• [What is needed]:
Read the lines that follow and pick out every one containing the word "statistics".

##### Material for this exercise

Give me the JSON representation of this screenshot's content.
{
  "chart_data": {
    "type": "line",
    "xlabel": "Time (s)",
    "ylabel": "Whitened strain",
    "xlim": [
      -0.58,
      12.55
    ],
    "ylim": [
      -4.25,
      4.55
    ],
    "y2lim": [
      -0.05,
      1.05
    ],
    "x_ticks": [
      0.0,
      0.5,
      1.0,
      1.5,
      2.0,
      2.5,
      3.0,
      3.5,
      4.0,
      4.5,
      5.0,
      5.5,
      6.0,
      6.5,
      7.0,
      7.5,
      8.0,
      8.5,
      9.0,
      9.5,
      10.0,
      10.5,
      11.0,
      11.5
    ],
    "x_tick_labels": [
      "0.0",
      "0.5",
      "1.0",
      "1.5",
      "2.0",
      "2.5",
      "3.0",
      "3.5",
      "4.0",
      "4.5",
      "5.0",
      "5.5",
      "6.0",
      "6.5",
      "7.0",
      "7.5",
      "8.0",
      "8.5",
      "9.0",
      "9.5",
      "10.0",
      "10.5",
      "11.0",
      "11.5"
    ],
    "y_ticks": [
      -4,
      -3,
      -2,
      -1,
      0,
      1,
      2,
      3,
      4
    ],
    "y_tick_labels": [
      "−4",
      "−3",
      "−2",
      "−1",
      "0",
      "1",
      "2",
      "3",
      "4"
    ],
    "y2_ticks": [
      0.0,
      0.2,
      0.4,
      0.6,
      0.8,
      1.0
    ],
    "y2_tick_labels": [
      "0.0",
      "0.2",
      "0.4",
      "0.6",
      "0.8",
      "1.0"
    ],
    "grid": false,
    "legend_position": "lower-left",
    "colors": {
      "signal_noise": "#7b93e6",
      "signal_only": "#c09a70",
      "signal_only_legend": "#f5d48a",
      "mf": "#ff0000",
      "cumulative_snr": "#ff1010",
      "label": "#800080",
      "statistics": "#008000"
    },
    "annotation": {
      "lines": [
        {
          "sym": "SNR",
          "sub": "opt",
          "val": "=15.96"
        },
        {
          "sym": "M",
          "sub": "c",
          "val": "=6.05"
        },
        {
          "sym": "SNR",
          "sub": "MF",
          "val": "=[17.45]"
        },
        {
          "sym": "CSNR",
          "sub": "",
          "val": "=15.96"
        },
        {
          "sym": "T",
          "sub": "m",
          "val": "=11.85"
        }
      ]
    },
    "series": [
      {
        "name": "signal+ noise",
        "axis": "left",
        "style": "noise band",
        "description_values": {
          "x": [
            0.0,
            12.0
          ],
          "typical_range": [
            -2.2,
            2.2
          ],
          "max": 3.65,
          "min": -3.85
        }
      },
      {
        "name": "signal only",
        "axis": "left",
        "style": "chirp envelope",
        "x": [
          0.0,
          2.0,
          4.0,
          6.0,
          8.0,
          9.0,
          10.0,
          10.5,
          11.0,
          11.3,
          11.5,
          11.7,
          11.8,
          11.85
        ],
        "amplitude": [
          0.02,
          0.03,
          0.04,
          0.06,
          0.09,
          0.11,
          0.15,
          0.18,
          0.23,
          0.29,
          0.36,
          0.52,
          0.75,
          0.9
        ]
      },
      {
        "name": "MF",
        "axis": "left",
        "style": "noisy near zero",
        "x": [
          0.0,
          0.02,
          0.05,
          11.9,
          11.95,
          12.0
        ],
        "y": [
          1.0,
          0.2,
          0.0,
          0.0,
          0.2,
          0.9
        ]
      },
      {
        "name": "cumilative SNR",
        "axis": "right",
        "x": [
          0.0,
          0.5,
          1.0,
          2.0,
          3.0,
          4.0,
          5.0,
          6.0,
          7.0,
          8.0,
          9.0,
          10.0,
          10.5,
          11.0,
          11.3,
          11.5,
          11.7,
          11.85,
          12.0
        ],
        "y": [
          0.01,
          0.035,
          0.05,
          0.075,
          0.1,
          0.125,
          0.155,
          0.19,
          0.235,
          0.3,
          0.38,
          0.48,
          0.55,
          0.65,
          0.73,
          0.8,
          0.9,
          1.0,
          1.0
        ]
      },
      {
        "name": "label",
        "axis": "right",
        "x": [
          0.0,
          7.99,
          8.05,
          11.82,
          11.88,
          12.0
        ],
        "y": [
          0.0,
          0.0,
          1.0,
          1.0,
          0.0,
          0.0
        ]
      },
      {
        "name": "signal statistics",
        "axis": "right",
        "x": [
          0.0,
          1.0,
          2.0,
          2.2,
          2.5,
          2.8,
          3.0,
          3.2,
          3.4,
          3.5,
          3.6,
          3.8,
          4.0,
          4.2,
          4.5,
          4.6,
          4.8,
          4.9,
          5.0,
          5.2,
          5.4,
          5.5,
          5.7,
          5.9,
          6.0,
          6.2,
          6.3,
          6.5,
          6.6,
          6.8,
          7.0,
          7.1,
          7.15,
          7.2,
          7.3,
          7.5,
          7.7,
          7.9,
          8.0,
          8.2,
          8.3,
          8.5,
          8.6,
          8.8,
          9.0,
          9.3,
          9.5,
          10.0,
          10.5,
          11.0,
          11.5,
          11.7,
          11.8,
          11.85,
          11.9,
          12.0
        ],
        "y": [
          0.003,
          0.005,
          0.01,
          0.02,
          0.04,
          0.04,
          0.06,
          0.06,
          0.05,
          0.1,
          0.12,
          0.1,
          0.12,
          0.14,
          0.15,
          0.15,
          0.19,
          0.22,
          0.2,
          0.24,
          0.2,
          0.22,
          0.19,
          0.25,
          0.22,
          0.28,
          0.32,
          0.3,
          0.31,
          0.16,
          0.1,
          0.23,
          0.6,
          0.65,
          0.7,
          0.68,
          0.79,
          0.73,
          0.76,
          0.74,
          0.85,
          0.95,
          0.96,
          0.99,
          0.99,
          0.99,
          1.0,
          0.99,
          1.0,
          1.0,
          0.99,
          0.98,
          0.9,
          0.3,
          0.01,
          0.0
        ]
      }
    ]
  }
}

##########

• [Answer to this problem]:
      "statistics": "#008000"
        "name": "signal statistics",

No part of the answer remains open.